> [WHAT TO WORK ON]
In the items below, change "Annotate" to "Label" and repeat them with everything else unchanged, leaving out the pictures.

> [EXERCISE INPUTS]
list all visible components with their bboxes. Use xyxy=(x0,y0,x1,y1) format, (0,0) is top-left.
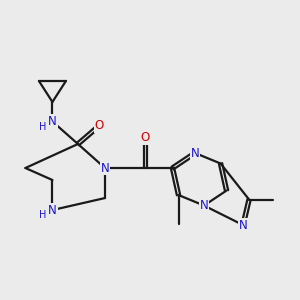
Text: O: O xyxy=(141,131,150,145)
Text: N: N xyxy=(191,146,200,160)
Text: N: N xyxy=(100,161,109,175)
Text: N: N xyxy=(239,219,248,232)
Text: H: H xyxy=(39,122,46,132)
Text: O: O xyxy=(94,119,104,133)
Text: N: N xyxy=(200,199,208,212)
Text: N: N xyxy=(48,115,57,128)
Text: N: N xyxy=(48,203,57,217)
Text: H: H xyxy=(39,210,46,220)
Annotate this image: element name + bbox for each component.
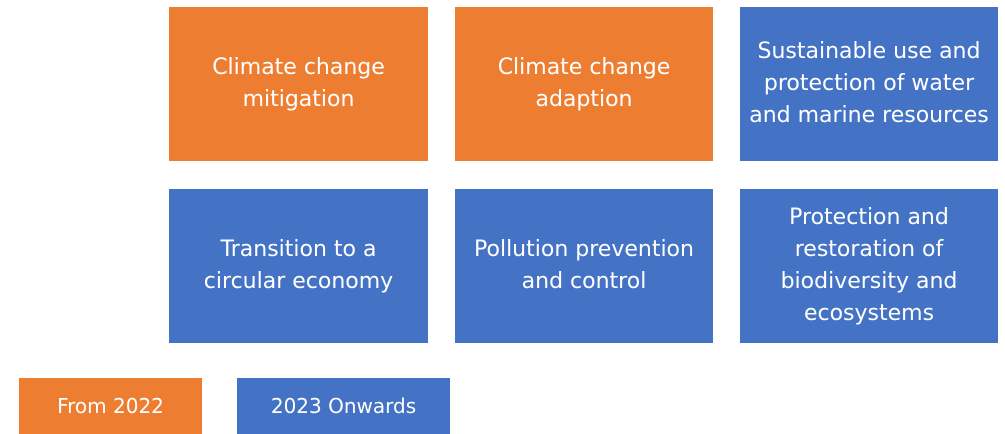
legend-item: From 2022: [19, 378, 202, 434]
node: Climate change mitigation: [169, 7, 428, 161]
node: Protection and restoration of biodiversi…: [740, 189, 998, 343]
node: Transition to a circular economy: [169, 189, 428, 343]
legend-item: 2023 Onwards: [237, 378, 450, 434]
node: Sustainable use and protection of water …: [740, 7, 998, 161]
node: Climate change adaption: [455, 7, 713, 161]
node: Pollution prevention and control: [455, 189, 713, 343]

> [WRITTEN SOLUTION]
list all visible components with their bboxes. Use xyxy=(x0,y0,x1,y1) format, (0,0) is top-left.
Text: O: O xyxy=(141,131,150,145)
Text: N: N xyxy=(191,146,200,160)
Text: N: N xyxy=(100,161,109,175)
Text: N: N xyxy=(239,219,248,232)
Text: H: H xyxy=(39,122,46,132)
Text: O: O xyxy=(94,119,104,133)
Text: N: N xyxy=(200,199,208,212)
Text: N: N xyxy=(48,115,57,128)
Text: N: N xyxy=(48,203,57,217)
Text: H: H xyxy=(39,210,46,220)
Label this image: element name + bbox for each component.
legend-item: From 2022: [19, 378, 202, 434]
node: Climate change mitigation: [169, 7, 428, 161]
node: Protection and restoration of biodiversi…: [740, 189, 998, 343]
node: Transition to a circular economy: [169, 189, 428, 343]
legend-item: 2023 Onwards: [237, 378, 450, 434]
node: Sustainable use and protection of water …: [740, 7, 998, 161]
node: Climate change adaption: [455, 7, 713, 161]
node: Pollution prevention and control: [455, 189, 713, 343]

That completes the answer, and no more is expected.